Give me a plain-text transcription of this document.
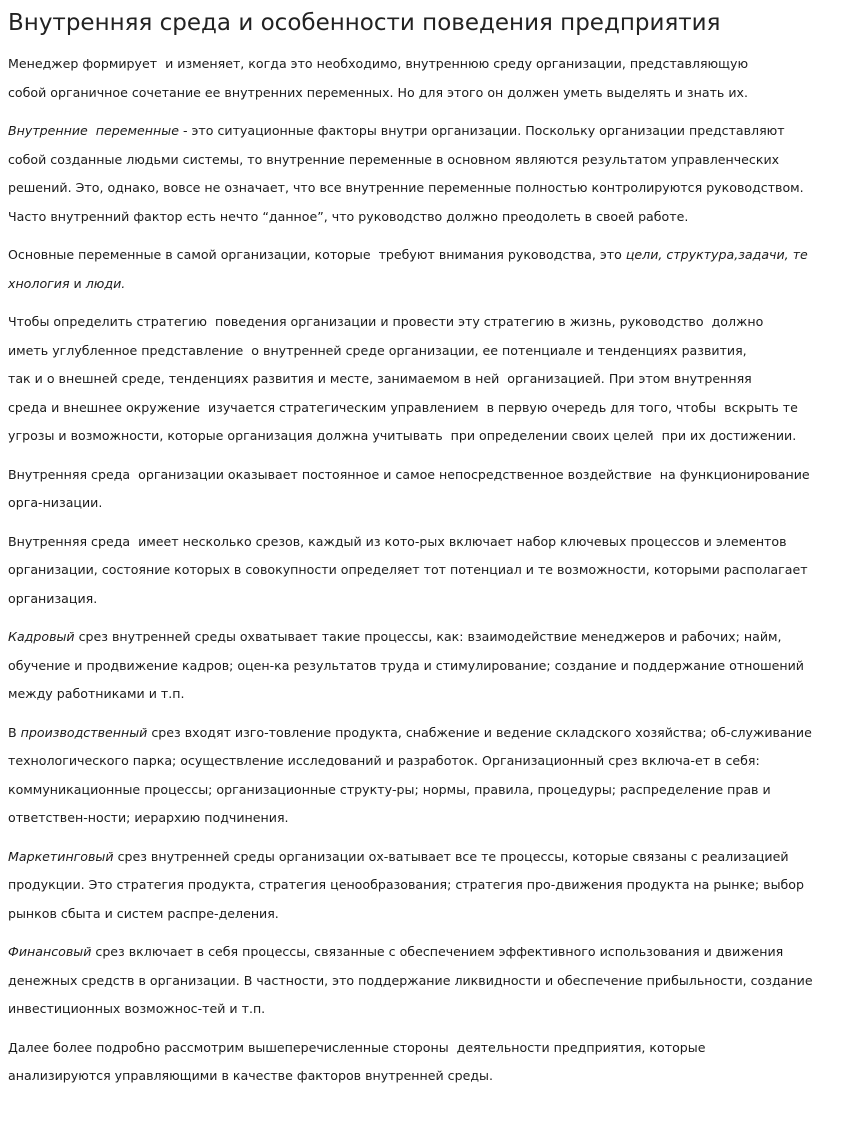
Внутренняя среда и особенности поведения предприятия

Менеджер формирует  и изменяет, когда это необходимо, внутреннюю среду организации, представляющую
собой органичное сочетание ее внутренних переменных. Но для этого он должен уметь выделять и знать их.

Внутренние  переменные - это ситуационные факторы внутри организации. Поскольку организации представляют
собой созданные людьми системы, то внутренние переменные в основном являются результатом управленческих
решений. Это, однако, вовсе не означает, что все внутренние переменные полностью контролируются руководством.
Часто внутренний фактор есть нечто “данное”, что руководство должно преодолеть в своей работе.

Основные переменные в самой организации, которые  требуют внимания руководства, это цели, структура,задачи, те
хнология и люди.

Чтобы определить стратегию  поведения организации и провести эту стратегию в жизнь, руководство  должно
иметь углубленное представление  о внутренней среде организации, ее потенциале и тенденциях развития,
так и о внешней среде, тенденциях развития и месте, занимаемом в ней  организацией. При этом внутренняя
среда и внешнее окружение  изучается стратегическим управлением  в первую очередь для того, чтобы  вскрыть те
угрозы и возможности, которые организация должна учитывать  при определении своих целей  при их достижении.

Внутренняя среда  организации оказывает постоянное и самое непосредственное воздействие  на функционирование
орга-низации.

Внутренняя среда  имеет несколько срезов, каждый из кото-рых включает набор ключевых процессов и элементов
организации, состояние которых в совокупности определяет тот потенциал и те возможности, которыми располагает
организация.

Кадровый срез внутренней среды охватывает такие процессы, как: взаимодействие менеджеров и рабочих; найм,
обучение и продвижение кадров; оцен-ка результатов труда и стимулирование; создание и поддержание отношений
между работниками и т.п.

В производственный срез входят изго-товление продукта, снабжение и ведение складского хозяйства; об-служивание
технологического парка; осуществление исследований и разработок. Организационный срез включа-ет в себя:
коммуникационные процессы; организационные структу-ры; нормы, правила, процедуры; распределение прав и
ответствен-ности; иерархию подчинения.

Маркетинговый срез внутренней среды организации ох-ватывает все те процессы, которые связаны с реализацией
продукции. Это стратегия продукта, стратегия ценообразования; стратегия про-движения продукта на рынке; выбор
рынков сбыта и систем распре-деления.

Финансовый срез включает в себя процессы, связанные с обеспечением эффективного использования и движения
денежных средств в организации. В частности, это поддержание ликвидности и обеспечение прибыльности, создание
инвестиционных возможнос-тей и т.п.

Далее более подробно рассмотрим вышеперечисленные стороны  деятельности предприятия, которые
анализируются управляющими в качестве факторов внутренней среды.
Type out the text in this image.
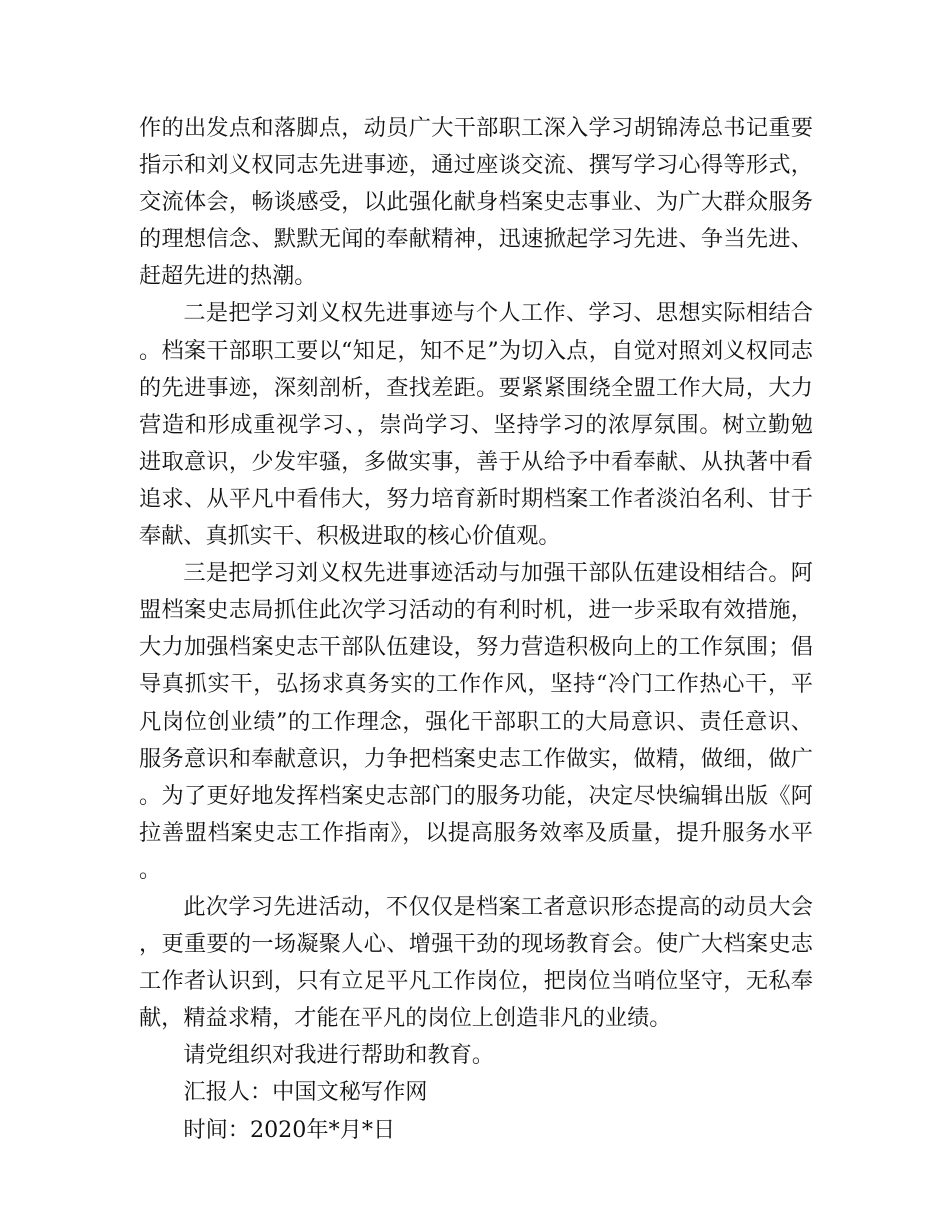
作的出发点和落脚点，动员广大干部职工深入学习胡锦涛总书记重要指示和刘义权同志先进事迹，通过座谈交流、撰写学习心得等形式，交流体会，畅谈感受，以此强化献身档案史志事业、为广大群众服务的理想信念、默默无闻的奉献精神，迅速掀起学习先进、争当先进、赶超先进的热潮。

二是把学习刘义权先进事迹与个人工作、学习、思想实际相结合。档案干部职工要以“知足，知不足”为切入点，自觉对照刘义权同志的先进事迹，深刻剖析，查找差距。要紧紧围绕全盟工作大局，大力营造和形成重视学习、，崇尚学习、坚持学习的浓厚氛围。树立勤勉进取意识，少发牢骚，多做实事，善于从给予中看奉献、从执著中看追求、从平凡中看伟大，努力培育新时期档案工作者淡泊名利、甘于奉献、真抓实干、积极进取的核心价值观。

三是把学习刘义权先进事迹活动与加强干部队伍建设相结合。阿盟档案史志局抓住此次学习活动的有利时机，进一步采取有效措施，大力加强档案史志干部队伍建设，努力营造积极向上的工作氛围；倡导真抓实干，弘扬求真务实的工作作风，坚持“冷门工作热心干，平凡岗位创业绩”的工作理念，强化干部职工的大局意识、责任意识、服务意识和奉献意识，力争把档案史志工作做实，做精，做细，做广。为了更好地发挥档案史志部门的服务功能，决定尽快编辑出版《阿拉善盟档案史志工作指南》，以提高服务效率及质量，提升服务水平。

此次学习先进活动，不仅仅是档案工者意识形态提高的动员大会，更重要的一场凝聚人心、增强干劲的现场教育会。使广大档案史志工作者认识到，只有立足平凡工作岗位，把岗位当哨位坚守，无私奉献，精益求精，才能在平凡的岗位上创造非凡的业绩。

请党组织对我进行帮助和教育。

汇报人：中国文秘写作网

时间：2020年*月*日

--------------------------------

» Aim:
Write out the full listing verbatim, excluding its pictures.

» Result of this task:
Give me a plain-text transcription of this document.
Внутренняя среда и особенности поведения предприятия

Менеджер формирует  и изменяет, когда это необходимо, внутреннюю среду организации, представляющую
собой органичное сочетание ее внутренних переменных. Но для этого он должен уметь выделять и знать их.

Внутренние  переменные - это ситуационные факторы внутри организации. Поскольку организации представляют
собой созданные людьми системы, то внутренние переменные в основном являются результатом управленческих
решений. Это, однако, вовсе не означает, что все внутренние переменные полностью контролируются руководством.
Часто внутренний фактор есть нечто “данное”, что руководство должно преодолеть в своей работе.

Основные переменные в самой организации, которые  требуют внимания руководства, это цели, структура,задачи, те
хнология и люди.

Чтобы определить стратегию  поведения организации и провести эту стратегию в жизнь, руководство  должно
иметь углубленное представление  о внутренней среде организации, ее потенциале и тенденциях развития,
так и о внешней среде, тенденциях развития и месте, занимаемом в ней  организацией. При этом внутренняя
среда и внешнее окружение  изучается стратегическим управлением  в первую очередь для того, чтобы  вскрыть те
угрозы и возможности, которые организация должна учитывать  при определении своих целей  при их достижении.

Внутренняя среда  организации оказывает постоянное и самое непосредственное воздействие  на функционирование
орга-низации.

Внутренняя среда  имеет несколько срезов, каждый из кото-рых включает набор ключевых процессов и элементов
организации, состояние которых в совокупности определяет тот потенциал и те возможности, которыми располагает
организация.

Кадровый срез внутренней среды охватывает такие процессы, как: взаимодействие менеджеров и рабочих; найм,
обучение и продвижение кадров; оцен-ка результатов труда и стимулирование; создание и поддержание отношений
между работниками и т.п.

В производственный срез входят изго-товление продукта, снабжение и ведение складского хозяйства; об-служивание
технологического парка; осуществление исследований и разработок. Организационный срез включа-ет в себя:
коммуникационные процессы; организационные структу-ры; нормы, правила, процедуры; распределение прав и
ответствен-ности; иерархию подчинения.

Маркетинговый срез внутренней среды организации ох-ватывает все те процессы, которые связаны с реализацией
продукции. Это стратегия продукта, стратегия ценообразования; стратегия про-движения продукта на рынке; выбор
рынков сбыта и систем распре-деления.

Финансовый срез включает в себя процессы, связанные с обеспечением эффективного использования и движения
денежных средств в организации. В частности, это поддержание ликвидности и обеспечение прибыльности, создание
инвестиционных возможнос-тей и т.п.

Далее более подробно рассмотрим вышеперечисленные стороны  деятельности предприятия, которые
анализируются управляющими в качестве факторов внутренней среды.
Type out the text in this image.
作的出发点和落脚点，动员广大干部职工深入学习胡锦涛总书记重要指示和刘义权同志先进事迹，通过座谈交流、撰写学习心得等形式，交流体会，畅谈感受，以此强化献身档案史志事业、为广大群众服务的理想信念、默默无闻的奉献精神，迅速掀起学习先进、争当先进、赶超先进的热潮。

二是把学习刘义权先进事迹与个人工作、学习、思想实际相结合。档案干部职工要以“知足，知不足”为切入点，自觉对照刘义权同志的先进事迹，深刻剖析，查找差距。要紧紧围绕全盟工作大局，大力营造和形成重视学习、，崇尚学习、坚持学习的浓厚氛围。树立勤勉进取意识，少发牢骚，多做实事，善于从给予中看奉献、从执著中看追求、从平凡中看伟大，努力培育新时期档案工作者淡泊名利、甘于奉献、真抓实干、积极进取的核心价值观。

三是把学习刘义权先进事迹活动与加强干部队伍建设相结合。阿盟档案史志局抓住此次学习活动的有利时机，进一步采取有效措施，大力加强档案史志干部队伍建设，努力营造积极向上的工作氛围；倡导真抓实干，弘扬求真务实的工作作风，坚持“冷门工作热心干，平凡岗位创业绩”的工作理念，强化干部职工的大局意识、责任意识、服务意识和奉献意识，力争把档案史志工作做实，做精，做细，做广。为了更好地发挥档案史志部门的服务功能，决定尽快编辑出版《阿拉善盟档案史志工作指南》，以提高服务效率及质量，提升服务水平。

此次学习先进活动，不仅仅是档案工者意识形态提高的动员大会，更重要的一场凝聚人心、增强干劲的现场教育会。使广大档案史志工作者认识到，只有立足平凡工作岗位，把岗位当哨位坚守，无私奉献，精益求精，才能在平凡的岗位上创造非凡的业绩。

请党组织对我进行帮助和教育。

汇报人：中国文秘写作网

时间：2020年*月*日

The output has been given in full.